──────── Dataset records ────────

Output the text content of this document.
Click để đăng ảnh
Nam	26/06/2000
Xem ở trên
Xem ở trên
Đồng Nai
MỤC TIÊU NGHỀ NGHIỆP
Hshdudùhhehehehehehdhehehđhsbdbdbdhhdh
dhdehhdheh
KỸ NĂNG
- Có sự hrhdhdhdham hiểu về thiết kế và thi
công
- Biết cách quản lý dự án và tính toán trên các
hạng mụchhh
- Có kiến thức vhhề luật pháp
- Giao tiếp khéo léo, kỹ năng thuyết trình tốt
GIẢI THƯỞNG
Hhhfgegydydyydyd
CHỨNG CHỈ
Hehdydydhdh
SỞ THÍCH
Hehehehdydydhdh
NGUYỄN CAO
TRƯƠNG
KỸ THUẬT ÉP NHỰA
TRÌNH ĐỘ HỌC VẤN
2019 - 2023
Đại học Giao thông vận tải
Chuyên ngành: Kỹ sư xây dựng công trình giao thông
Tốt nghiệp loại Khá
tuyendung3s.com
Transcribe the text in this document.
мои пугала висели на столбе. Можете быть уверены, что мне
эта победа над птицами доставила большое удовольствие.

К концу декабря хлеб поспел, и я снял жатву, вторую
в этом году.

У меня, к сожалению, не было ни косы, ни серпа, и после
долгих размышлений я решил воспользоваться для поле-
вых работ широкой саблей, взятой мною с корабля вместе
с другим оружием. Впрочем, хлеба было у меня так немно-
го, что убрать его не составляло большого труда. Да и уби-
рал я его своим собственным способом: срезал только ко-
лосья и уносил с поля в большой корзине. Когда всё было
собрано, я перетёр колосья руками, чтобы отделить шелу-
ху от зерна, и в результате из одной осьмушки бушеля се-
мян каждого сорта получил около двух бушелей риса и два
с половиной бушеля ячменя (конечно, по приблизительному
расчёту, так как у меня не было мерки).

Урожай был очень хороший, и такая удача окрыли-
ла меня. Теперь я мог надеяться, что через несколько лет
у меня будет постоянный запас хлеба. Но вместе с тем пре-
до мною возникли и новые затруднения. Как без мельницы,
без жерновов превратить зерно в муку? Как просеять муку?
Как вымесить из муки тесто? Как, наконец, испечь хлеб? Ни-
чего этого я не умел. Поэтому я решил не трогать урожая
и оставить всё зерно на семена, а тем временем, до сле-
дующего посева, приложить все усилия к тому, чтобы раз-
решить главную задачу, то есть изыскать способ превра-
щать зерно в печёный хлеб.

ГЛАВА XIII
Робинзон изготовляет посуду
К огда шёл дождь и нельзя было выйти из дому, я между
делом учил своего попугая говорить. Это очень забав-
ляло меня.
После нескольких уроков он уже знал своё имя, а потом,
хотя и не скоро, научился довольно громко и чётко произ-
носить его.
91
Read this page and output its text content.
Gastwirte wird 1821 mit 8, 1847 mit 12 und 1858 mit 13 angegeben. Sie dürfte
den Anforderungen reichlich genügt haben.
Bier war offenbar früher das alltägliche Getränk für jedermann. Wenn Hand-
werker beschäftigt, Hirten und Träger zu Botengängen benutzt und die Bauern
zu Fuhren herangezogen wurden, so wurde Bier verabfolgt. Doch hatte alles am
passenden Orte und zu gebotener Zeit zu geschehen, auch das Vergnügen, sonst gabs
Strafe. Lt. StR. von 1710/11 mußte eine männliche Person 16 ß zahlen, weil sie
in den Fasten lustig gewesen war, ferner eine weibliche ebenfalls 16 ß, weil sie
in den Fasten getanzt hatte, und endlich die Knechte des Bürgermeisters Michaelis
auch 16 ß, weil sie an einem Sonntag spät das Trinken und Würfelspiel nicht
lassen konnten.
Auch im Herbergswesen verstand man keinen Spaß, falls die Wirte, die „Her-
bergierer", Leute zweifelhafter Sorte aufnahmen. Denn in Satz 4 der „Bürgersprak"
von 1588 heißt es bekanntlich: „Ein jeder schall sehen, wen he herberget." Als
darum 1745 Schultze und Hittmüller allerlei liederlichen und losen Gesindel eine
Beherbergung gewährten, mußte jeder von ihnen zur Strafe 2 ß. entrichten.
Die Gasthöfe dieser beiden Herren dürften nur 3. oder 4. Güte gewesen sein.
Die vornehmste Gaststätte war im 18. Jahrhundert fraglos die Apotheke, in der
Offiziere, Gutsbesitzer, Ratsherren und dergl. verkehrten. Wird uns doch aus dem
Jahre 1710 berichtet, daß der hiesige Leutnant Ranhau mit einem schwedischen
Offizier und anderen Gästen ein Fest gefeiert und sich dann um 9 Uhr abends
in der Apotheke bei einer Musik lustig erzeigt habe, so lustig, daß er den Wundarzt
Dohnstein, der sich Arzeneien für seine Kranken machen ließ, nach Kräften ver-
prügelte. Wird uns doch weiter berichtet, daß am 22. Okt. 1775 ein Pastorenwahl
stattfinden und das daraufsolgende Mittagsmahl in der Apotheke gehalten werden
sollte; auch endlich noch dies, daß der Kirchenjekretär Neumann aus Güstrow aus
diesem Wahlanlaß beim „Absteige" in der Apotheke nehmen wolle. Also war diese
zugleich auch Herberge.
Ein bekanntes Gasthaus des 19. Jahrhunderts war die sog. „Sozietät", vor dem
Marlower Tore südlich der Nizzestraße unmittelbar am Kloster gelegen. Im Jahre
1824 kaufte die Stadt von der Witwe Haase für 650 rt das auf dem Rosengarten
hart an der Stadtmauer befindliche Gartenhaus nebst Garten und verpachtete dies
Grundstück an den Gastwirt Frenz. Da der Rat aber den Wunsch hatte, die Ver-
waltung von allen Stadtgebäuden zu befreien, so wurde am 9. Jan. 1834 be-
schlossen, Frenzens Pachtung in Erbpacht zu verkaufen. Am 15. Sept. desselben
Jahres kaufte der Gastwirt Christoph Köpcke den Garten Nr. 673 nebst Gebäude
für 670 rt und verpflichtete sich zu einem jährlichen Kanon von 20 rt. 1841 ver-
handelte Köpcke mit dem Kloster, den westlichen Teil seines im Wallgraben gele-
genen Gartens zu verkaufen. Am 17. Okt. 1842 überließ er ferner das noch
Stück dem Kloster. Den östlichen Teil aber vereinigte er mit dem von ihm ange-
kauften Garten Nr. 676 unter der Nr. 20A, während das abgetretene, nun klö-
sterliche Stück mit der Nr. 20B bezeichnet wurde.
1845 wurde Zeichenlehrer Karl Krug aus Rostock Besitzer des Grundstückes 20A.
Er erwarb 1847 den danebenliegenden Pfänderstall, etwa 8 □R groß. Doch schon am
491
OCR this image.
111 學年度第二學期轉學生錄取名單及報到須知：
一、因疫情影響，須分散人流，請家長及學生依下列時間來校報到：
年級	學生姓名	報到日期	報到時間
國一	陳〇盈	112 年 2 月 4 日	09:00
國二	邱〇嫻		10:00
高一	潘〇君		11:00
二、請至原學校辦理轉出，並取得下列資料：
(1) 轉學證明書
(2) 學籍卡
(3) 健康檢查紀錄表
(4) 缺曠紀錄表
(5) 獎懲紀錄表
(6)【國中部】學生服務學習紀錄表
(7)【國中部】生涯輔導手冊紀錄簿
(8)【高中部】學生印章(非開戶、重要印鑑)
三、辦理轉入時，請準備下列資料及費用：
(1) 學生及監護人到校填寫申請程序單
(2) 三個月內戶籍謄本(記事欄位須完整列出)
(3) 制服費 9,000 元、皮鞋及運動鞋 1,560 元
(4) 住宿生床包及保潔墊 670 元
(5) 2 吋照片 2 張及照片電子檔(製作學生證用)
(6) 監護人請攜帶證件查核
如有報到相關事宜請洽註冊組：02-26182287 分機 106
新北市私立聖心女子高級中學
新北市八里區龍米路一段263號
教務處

────────

# What to do
Copy each record from above exactly, and include every line.

# Complete answer
Output the text content of this document.
Click để đăng ảnh
Nam	26/06/2000
Xem ở trên
Xem ở trên
Đồng Nai
MỤC TIÊU NGHỀ NGHIỆP
Hshdudùhhehehehehehdhehehđhsbdbdbdhhdh
dhdehhdheh
KỸ NĂNG
- Có sự hrhdhdhdham hiểu về thiết kế và thi
công
- Biết cách quản lý dự án và tính toán trên các
hạng mụchhh
- Có kiến thức vhhề luật pháp
- Giao tiếp khéo léo, kỹ năng thuyết trình tốt
GIẢI THƯỞNG
Hhhfgegydydyydyd
CHỨNG CHỈ
Hehdydydhdh
SỞ THÍCH
Hehehehdydydhdh
NGUYỄN CAO
TRƯƠNG
KỸ THUẬT ÉP NHỰA
TRÌNH ĐỘ HỌC VẤN
2019 - 2023
Đại học Giao thông vận tải
Chuyên ngành: Kỹ sư xây dựng công trình giao thông
Tốt nghiệp loại Khá
tuyendung3s.com
Transcribe the text in this document.
мои пугала висели на столбе. Можете быть уверены, что мне
эта победа над птицами доставила большое удовольствие.

К концу декабря хлеб поспел, и я снял жатву, вторую
в этом году.

У меня, к сожалению, не было ни косы, ни серпа, и после
долгих размышлений я решил воспользоваться для поле-
вых работ широкой саблей, взятой мною с корабля вместе
с другим оружием. Впрочем, хлеба было у меня так немно-
го, что убрать его не составляло большого труда. Да и уби-
рал я его своим собственным способом: срезал только ко-
лосья и уносил с поля в большой корзине. Когда всё было
собрано, я перетёр колосья руками, чтобы отделить шелу-
ху от зерна, и в результате из одной осьмушки бушеля се-
мян каждого сорта получил около двух бушелей риса и два
с половиной бушеля ячменя (конечно, по приблизительному
расчёту, так как у меня не было мерки).

Урожай был очень хороший, и такая удача окрыли-
ла меня. Теперь я мог надеяться, что через несколько лет
у меня будет постоянный запас хлеба. Но вместе с тем пре-
до мною возникли и новые затруднения. Как без мельницы,
без жерновов превратить зерно в муку? Как просеять муку?
Как вымесить из муки тесто? Как, наконец, испечь хлеб? Ни-
чего этого я не умел. Поэтому я решил не трогать урожая
и оставить всё зерно на семена, а тем временем, до сле-
дующего посева, приложить все усилия к тому, чтобы раз-
решить главную задачу, то есть изыскать способ превра-
щать зерно в печёный хлеб.

ГЛАВА XIII
Робинзон изготовляет посуду
К огда шёл дождь и нельзя было выйти из дому, я между
делом учил своего попугая говорить. Это очень забав-
ляло меня.
После нескольких уроков он уже знал своё имя, а потом,
хотя и не скоро, научился довольно громко и чётко произ-
носить его.
91
Read this page and output its text content.
Gastwirte wird 1821 mit 8, 1847 mit 12 und 1858 mit 13 angegeben. Sie dürfte
den Anforderungen reichlich genügt haben.
Bier war offenbar früher das alltägliche Getränk für jedermann. Wenn Hand-
werker beschäftigt, Hirten und Träger zu Botengängen benutzt und die Bauern
zu Fuhren herangezogen wurden, so wurde Bier verabfolgt. Doch hatte alles am
passenden Orte und zu gebotener Zeit zu geschehen, auch das Vergnügen, sonst gabs
Strafe. Lt. StR. von 1710/11 mußte eine männliche Person 16 ß zahlen, weil sie
in den Fasten lustig gewesen war, ferner eine weibliche ebenfalls 16 ß, weil sie
in den Fasten getanzt hatte, und endlich die Knechte des Bürgermeisters Michaelis
auch 16 ß, weil sie an einem Sonntag spät das Trinken und Würfelspiel nicht
lassen konnten.
Auch im Herbergswesen verstand man keinen Spaß, falls die Wirte, die „Her-
bergierer", Leute zweifelhafter Sorte aufnahmen. Denn in Satz 4 der „Bürgersprak"
von 1588 heißt es bekanntlich: „Ein jeder schall sehen, wen he herberget." Als
darum 1745 Schultze und Hittmüller allerlei liederlichen und losen Gesindel eine
Beherbergung gewährten, mußte jeder von ihnen zur Strafe 2 ß. entrichten.
Die Gasthöfe dieser beiden Herren dürften nur 3. oder 4. Güte gewesen sein.
Die vornehmste Gaststätte war im 18. Jahrhundert fraglos die Apotheke, in der
Offiziere, Gutsbesitzer, Ratsherren und dergl. verkehrten. Wird uns doch aus dem
Jahre 1710 berichtet, daß der hiesige Leutnant Ranhau mit einem schwedischen
Offizier und anderen Gästen ein Fest gefeiert und sich dann um 9 Uhr abends
in der Apotheke bei einer Musik lustig erzeigt habe, so lustig, daß er den Wundarzt
Dohnstein, der sich Arzeneien für seine Kranken machen ließ, nach Kräften ver-
prügelte. Wird uns doch weiter berichtet, daß am 22. Okt. 1775 ein Pastorenwahl
stattfinden und das daraufsolgende Mittagsmahl in der Apotheke gehalten werden
sollte; auch endlich noch dies, daß der Kirchenjekretär Neumann aus Güstrow aus
diesem Wahlanlaß beim „Absteige" in der Apotheke nehmen wolle. Also war diese
zugleich auch Herberge.
Ein bekanntes Gasthaus des 19. Jahrhunderts war die sog. „Sozietät", vor dem
Marlower Tore südlich der Nizzestraße unmittelbar am Kloster gelegen. Im Jahre
1824 kaufte die Stadt von der Witwe Haase für 650 rt das auf dem Rosengarten
hart an der Stadtmauer befindliche Gartenhaus nebst Garten und verpachtete dies
Grundstück an den Gastwirt Frenz. Da der Rat aber den Wunsch hatte, die Ver-
waltung von allen Stadtgebäuden zu befreien, so wurde am 9. Jan. 1834 be-
schlossen, Frenzens Pachtung in Erbpacht zu verkaufen. Am 15. Sept. desselben
Jahres kaufte der Gastwirt Christoph Köpcke den Garten Nr. 673 nebst Gebäude
für 670 rt und verpflichtete sich zu einem jährlichen Kanon von 20 rt. 1841 ver-
handelte Köpcke mit dem Kloster, den westlichen Teil seines im Wallgraben gele-
genen Gartens zu verkaufen. Am 17. Okt. 1842 überließ er ferner das noch
Stück dem Kloster. Den östlichen Teil aber vereinigte er mit dem von ihm ange-
kauften Garten Nr. 676 unter der Nr. 20A, während das abgetretene, nun klö-
sterliche Stück mit der Nr. 20B bezeichnet wurde.
1845 wurde Zeichenlehrer Karl Krug aus Rostock Besitzer des Grundstückes 20A.
Er erwarb 1847 den danebenliegenden Pfänderstall, etwa 8 □R groß. Doch schon am
491
OCR this image.
111 學年度第二學期轉學生錄取名單及報到須知：
一、因疫情影響，須分散人流，請家長及學生依下列時間來校報到：
年級	學生姓名	報到日期	報到時間
國一	陳〇盈	112 年 2 月 4 日	09:00
國二	邱〇嫻		10:00
高一	潘〇君		11:00
二、請至原學校辦理轉出，並取得下列資料：
(1) 轉學證明書
(2) 學籍卡
(3) 健康檢查紀錄表
(4) 缺曠紀錄表
(5) 獎懲紀錄表
(6)【國中部】學生服務學習紀錄表
(7)【國中部】生涯輔導手冊紀錄簿
(8)【高中部】學生印章(非開戶、重要印鑑)
三、辦理轉入時，請準備下列資料及費用：
(1) 學生及監護人到校填寫申請程序單
(2) 三個月內戶籍謄本(記事欄位須完整列出)
(3) 制服費 9,000 元、皮鞋及運動鞋 1,560 元
(4) 住宿生床包及保潔墊 670 元
(5) 2 吋照片 2 張及照片電子檔(製作學生證用)
(6) 監護人請攜帶證件查核
如有報到相關事宜請洽註冊組：02-26182287 分機 106
新北市私立聖心女子高級中學
新北市八里區龍米路一段263號
教務處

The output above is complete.